• **Exercise prompt**
Extract from the listing each line in which the word "caregiver" appears.

• **Provided records**
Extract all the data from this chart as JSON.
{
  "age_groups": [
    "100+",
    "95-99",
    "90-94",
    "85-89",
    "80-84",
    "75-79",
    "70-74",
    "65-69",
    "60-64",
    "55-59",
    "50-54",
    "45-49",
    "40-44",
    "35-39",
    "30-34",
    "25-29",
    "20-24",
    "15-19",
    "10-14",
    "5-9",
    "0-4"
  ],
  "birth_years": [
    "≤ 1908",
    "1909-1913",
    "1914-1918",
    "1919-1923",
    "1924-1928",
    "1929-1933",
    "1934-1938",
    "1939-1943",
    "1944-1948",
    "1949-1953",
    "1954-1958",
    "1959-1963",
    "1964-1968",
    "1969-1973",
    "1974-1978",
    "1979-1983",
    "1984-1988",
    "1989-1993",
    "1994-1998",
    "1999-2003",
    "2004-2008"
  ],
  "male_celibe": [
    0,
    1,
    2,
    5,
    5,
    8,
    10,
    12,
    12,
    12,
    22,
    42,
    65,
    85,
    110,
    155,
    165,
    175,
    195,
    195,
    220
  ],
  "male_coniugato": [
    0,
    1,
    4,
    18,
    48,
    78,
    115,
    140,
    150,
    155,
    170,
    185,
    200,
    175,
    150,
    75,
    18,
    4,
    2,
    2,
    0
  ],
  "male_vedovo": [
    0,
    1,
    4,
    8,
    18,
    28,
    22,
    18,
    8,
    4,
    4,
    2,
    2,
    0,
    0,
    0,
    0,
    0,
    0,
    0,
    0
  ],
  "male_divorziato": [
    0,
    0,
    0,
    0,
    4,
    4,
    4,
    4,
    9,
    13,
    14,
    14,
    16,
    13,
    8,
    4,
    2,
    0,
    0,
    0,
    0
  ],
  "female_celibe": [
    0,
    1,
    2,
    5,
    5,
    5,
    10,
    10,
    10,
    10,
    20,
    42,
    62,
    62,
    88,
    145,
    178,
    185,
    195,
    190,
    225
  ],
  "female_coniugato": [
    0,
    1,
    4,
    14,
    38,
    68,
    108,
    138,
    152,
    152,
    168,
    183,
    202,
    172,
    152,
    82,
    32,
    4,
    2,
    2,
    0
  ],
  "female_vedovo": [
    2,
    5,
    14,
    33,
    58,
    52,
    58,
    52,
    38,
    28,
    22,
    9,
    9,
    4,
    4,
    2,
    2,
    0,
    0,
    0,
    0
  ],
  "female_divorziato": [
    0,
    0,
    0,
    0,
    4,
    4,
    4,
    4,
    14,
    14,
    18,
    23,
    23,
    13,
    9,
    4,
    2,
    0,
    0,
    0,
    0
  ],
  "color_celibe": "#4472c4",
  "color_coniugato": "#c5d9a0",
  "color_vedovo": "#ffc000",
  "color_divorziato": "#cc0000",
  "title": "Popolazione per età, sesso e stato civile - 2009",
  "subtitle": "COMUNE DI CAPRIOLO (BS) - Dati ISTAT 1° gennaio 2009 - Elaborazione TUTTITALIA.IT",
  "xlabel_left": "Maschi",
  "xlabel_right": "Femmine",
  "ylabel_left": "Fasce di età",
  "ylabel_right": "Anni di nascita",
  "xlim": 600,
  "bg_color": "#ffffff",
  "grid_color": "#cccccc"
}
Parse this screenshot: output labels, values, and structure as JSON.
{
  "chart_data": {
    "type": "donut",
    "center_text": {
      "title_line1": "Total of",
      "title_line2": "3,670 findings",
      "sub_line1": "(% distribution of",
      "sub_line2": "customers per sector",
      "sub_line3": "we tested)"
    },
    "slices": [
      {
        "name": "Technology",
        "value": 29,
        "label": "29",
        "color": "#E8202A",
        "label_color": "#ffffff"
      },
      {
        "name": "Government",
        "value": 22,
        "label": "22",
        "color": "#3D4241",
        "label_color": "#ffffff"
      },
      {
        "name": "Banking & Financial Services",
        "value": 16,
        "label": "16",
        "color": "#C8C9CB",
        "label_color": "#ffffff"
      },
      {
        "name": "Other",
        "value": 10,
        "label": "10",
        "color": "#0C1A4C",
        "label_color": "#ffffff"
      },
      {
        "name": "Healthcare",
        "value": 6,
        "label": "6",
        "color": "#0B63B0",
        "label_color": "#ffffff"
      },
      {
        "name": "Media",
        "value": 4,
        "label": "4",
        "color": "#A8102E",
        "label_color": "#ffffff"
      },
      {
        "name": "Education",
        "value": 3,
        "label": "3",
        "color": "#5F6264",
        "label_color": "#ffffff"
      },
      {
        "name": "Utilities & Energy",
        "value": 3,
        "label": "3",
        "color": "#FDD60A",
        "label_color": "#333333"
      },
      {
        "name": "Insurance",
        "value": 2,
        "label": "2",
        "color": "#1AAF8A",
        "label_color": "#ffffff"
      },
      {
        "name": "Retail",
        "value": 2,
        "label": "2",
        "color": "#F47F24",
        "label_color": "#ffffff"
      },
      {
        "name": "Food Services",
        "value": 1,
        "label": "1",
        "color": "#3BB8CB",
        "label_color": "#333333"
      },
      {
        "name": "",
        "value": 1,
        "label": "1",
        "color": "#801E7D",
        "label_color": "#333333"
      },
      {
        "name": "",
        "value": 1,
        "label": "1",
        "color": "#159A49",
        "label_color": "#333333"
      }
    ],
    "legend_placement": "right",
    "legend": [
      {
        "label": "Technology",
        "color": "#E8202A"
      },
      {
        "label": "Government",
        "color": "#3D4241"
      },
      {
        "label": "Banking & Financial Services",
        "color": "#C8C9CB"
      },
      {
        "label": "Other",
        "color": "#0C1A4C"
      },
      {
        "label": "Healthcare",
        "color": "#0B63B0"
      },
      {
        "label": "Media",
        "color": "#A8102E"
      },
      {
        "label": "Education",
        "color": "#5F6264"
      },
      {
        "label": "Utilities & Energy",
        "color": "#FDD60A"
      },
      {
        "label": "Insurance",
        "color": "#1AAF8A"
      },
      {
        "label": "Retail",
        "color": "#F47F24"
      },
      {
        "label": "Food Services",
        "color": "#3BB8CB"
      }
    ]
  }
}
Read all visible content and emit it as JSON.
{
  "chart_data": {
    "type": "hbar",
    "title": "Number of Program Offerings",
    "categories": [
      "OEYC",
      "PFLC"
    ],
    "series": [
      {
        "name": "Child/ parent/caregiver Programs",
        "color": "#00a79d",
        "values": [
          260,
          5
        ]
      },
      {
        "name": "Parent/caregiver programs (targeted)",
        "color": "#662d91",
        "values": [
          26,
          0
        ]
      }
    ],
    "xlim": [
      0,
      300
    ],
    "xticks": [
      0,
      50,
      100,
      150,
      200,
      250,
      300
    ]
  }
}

• **Exercise result**
        "name": "Child/ parent/caregiver Programs",
        "name": "Parent/caregiver programs (targeted)",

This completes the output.